--- Begin ---

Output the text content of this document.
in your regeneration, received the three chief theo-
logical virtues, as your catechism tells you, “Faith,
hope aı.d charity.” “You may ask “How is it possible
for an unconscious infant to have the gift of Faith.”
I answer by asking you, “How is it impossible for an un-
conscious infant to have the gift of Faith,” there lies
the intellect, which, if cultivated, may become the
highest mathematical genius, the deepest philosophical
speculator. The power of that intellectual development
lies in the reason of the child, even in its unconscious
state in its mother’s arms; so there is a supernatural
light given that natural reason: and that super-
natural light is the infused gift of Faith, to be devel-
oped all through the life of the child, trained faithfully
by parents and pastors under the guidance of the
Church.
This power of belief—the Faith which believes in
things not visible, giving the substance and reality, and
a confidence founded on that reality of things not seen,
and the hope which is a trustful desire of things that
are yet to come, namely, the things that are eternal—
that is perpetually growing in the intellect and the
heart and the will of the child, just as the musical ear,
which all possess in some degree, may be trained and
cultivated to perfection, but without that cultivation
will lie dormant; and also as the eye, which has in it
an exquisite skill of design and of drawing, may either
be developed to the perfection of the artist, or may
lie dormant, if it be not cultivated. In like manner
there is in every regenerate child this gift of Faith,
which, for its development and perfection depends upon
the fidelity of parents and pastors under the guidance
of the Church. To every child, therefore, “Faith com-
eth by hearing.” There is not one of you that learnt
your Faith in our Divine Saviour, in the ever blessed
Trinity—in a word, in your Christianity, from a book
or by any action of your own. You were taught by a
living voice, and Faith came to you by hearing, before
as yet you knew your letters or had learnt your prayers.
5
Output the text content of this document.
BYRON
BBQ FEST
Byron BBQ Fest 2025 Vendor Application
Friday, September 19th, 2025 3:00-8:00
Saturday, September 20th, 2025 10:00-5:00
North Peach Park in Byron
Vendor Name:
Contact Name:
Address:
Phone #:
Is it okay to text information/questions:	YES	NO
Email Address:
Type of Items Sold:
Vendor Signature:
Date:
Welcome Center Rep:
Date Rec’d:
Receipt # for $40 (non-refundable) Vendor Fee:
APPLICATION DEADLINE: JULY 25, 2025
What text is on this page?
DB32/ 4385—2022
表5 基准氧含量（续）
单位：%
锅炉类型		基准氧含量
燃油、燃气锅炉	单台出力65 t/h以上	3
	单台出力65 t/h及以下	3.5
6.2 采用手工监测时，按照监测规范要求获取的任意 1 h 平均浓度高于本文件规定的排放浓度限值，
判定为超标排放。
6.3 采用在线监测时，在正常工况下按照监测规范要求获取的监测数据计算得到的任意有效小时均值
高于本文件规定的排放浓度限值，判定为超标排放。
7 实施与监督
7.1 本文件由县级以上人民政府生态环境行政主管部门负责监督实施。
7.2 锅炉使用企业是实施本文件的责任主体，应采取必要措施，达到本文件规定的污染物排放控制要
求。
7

--- End ---

Write out every line of the data that holds the word "things".

things not visible, giving the substance and reality, and
a confidence founded on that reality of things not seen,
and the hope which is a trustful desire of things that
are yet to come, namely, the things that are eternal—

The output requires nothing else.